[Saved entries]
• • • •

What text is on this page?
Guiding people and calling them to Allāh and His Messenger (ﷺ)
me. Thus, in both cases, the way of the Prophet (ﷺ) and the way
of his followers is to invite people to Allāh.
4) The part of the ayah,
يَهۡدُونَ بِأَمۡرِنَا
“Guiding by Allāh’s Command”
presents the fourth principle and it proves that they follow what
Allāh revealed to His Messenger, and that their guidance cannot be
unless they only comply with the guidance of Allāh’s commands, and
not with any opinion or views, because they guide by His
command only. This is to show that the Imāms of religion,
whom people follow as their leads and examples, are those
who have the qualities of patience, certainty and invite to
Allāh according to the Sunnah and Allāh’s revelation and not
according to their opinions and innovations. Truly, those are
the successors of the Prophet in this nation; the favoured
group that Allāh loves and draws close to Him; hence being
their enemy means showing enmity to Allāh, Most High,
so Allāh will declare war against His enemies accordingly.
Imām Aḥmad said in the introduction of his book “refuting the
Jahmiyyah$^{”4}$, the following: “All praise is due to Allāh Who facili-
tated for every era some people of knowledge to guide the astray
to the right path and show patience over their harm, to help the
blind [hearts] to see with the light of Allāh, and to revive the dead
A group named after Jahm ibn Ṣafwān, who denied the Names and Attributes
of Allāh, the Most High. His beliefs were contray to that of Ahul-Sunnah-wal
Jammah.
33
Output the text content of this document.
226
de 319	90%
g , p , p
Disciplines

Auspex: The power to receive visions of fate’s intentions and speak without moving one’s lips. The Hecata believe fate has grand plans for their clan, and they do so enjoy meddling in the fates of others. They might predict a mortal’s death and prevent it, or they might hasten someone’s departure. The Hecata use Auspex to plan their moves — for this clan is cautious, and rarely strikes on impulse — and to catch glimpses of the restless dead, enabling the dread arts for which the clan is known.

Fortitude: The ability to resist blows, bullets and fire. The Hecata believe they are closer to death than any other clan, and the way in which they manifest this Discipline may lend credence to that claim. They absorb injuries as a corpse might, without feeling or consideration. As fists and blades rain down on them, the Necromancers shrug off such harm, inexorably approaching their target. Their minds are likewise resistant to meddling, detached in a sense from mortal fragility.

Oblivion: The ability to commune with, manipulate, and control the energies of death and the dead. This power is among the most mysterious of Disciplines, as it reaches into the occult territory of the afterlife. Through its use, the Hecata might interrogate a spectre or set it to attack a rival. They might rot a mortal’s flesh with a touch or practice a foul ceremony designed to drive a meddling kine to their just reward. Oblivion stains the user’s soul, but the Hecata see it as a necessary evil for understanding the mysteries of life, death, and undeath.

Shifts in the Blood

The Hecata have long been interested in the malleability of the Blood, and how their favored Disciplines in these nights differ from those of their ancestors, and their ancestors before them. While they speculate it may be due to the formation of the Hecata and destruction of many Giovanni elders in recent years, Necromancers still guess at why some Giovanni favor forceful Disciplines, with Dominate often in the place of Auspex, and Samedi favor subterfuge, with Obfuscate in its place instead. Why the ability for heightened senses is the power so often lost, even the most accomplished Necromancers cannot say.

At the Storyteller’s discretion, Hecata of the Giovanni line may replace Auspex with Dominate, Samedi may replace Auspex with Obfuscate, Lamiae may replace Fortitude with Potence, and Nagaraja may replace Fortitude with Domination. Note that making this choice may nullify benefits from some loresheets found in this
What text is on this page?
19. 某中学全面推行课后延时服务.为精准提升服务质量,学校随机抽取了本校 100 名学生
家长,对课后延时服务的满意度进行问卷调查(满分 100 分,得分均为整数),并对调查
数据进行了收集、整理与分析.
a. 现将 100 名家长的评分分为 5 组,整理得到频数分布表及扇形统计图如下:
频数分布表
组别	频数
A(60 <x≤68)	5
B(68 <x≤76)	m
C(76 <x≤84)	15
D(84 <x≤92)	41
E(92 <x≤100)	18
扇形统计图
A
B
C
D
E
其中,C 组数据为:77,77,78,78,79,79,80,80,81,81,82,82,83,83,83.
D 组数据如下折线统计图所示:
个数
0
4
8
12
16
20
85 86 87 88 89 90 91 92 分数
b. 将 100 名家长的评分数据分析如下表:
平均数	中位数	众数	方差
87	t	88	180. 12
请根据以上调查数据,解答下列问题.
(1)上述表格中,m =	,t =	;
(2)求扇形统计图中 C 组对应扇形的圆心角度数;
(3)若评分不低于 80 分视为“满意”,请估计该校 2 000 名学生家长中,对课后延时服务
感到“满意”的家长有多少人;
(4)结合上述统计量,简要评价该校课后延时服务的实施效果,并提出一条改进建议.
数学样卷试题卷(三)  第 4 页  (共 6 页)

• • • •

Exercise brief: Every entry must be retyped in full, exactly as given.

Answer to the problem:
What text is on this page?
Guiding people and calling them to Allāh and His Messenger (ﷺ)
me. Thus, in both cases, the way of the Prophet (ﷺ) and the way
of his followers is to invite people to Allāh.
4) The part of the ayah,
يَهۡدُونَ بِأَمۡرِنَا
“Guiding by Allāh’s Command”
presents the fourth principle and it proves that they follow what
Allāh revealed to His Messenger, and that their guidance cannot be
unless they only comply with the guidance of Allāh’s commands, and
not with any opinion or views, because they guide by His
command only. This is to show that the Imāms of religion,
whom people follow as their leads and examples, are those
who have the qualities of patience, certainty and invite to
Allāh according to the Sunnah and Allāh’s revelation and not
according to their opinions and innovations. Truly, those are
the successors of the Prophet in this nation; the favoured
group that Allāh loves and draws close to Him; hence being
their enemy means showing enmity to Allāh, Most High,
so Allāh will declare war against His enemies accordingly.
Imām Aḥmad said in the introduction of his book “refuting the
Jahmiyyah$^{”4}$, the following: “All praise is due to Allāh Who facili-
tated for every era some people of knowledge to guide the astray
to the right path and show patience over their harm, to help the
blind [hearts] to see with the light of Allāh, and to revive the dead
A group named after Jahm ibn Ṣafwān, who denied the Names and Attributes
of Allāh, the Most High. His beliefs were contray to that of Ahul-Sunnah-wal
Jammah.
33
Output the text content of this document.
226
de 319	90%
g , p , p
Disciplines

Auspex: The power to receive visions of fate’s intentions and speak without moving one’s lips. The Hecata believe fate has grand plans for their clan, and they do so enjoy meddling in the fates of others. They might predict a mortal’s death and prevent it, or they might hasten someone’s departure. The Hecata use Auspex to plan their moves — for this clan is cautious, and rarely strikes on impulse — and to catch glimpses of the restless dead, enabling the dread arts for which the clan is known.

Fortitude: The ability to resist blows, bullets and fire. The Hecata believe they are closer to death than any other clan, and the way in which they manifest this Discipline may lend credence to that claim. They absorb injuries as a corpse might, without feeling or consideration. As fists and blades rain down on them, the Necromancers shrug off such harm, inexorably approaching their target. Their minds are likewise resistant to meddling, detached in a sense from mortal fragility.

Oblivion: The ability to commune with, manipulate, and control the energies of death and the dead. This power is among the most mysterious of Disciplines, as it reaches into the occult territory of the afterlife. Through its use, the Hecata might interrogate a spectre or set it to attack a rival. They might rot a mortal’s flesh with a touch or practice a foul ceremony designed to drive a meddling kine to their just reward. Oblivion stains the user’s soul, but the Hecata see it as a necessary evil for understanding the mysteries of life, death, and undeath.

Shifts in the Blood

The Hecata have long been interested in the malleability of the Blood, and how their favored Disciplines in these nights differ from those of their ancestors, and their ancestors before them. While they speculate it may be due to the formation of the Hecata and destruction of many Giovanni elders in recent years, Necromancers still guess at why some Giovanni favor forceful Disciplines, with Dominate often in the place of Auspex, and Samedi favor subterfuge, with Obfuscate in its place instead. Why the ability for heightened senses is the power so often lost, even the most accomplished Necromancers cannot say.

At the Storyteller’s discretion, Hecata of the Giovanni line may replace Auspex with Dominate, Samedi may replace Auspex with Obfuscate, Lamiae may replace Fortitude with Potence, and Nagaraja may replace Fortitude with Domination. Note that making this choice may nullify benefits from some loresheets found in this
What text is on this page?
19. 某中学全面推行课后延时服务.为精准提升服务质量,学校随机抽取了本校 100 名学生
家长,对课后延时服务的满意度进行问卷调查(满分 100 分,得分均为整数),并对调查
数据进行了收集、整理与分析.
a. 现将 100 名家长的评分分为 5 组,整理得到频数分布表及扇形统计图如下:
频数分布表
组别	频数
A(60 <x≤68)	5
B(68 <x≤76)	m
C(76 <x≤84)	15
D(84 <x≤92)	41
E(92 <x≤100)	18
扇形统计图
A
B
C
D
E
其中,C 组数据为:77,77,78,78,79,79,80,80,81,81,82,82,83,83,83.
D 组数据如下折线统计图所示:
个数
0
4
8
12
16
20
85 86 87 88 89 90 91 92 分数
b. 将 100 名家长的评分数据分析如下表:
平均数	中位数	众数	方差
87	t	88	180. 12
请根据以上调查数据,解答下列问题.
(1)上述表格中,m =	,t =	;
(2)求扇形统计图中 C 组对应扇形的圆心角度数;
(3)若评分不低于 80 分视为“满意”,请估计该校 2 000 名学生家长中,对课后延时服务
感到“满意”的家长有多少人;
(4)结合上述统计量,简要评价该校课后延时服务的实施效果,并提出一条改进建议.
数学样卷试题卷(三)  第 4 页  (共 6 页)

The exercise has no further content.